§ **LISTING**
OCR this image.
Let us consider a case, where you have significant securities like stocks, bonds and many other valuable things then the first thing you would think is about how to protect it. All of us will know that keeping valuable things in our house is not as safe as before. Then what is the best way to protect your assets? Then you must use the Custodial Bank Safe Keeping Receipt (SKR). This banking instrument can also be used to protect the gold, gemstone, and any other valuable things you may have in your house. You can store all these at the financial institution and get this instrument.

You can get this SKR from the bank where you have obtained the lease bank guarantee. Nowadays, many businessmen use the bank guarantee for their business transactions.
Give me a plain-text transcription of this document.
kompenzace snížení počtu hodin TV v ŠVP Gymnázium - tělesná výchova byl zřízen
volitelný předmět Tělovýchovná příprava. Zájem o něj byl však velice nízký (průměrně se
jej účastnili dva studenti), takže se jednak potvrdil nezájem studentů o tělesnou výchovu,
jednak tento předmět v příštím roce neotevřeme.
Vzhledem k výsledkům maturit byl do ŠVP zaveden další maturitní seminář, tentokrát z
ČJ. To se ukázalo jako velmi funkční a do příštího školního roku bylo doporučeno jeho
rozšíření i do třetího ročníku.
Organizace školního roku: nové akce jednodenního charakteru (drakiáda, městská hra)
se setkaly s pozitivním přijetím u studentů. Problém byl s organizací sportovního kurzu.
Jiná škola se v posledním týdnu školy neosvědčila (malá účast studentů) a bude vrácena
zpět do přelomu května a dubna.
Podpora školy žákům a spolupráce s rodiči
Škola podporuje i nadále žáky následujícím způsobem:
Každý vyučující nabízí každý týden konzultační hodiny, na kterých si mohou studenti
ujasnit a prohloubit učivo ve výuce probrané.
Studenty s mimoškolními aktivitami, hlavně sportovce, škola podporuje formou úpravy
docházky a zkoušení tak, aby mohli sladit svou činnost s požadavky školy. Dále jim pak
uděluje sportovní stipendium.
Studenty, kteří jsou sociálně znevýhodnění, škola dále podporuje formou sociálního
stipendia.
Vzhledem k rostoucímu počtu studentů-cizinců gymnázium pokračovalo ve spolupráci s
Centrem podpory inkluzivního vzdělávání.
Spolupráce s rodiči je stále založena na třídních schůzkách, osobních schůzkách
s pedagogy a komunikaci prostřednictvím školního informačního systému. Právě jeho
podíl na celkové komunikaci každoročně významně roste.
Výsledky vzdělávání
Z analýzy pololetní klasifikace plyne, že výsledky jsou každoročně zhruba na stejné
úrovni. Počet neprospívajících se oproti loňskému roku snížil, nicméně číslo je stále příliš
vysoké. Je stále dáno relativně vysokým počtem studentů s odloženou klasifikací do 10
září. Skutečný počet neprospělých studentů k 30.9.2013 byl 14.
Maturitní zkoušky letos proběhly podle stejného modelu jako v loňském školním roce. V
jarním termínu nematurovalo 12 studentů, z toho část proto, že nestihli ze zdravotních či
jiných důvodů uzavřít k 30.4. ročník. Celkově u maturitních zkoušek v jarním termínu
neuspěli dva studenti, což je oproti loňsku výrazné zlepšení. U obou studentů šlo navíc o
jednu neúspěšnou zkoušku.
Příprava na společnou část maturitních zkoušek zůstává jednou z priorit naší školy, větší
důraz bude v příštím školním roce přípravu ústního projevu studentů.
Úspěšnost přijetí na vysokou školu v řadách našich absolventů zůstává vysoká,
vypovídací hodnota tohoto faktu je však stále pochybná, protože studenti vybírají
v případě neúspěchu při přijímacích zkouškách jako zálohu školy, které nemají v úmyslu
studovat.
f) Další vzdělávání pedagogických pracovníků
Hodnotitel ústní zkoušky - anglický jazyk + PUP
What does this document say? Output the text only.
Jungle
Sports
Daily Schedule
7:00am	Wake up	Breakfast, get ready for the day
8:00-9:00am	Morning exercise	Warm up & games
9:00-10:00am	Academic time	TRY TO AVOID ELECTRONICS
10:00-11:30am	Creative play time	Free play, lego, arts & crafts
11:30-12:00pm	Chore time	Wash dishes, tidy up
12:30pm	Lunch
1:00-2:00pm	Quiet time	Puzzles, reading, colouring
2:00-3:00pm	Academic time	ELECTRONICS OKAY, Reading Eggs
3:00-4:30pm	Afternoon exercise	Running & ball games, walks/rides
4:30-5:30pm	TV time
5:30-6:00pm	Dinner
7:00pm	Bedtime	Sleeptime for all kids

§ **AIM**
Write down only the number of lines that contain the string "školního" in the listing.

§ **THE COMPLETED TASK**
3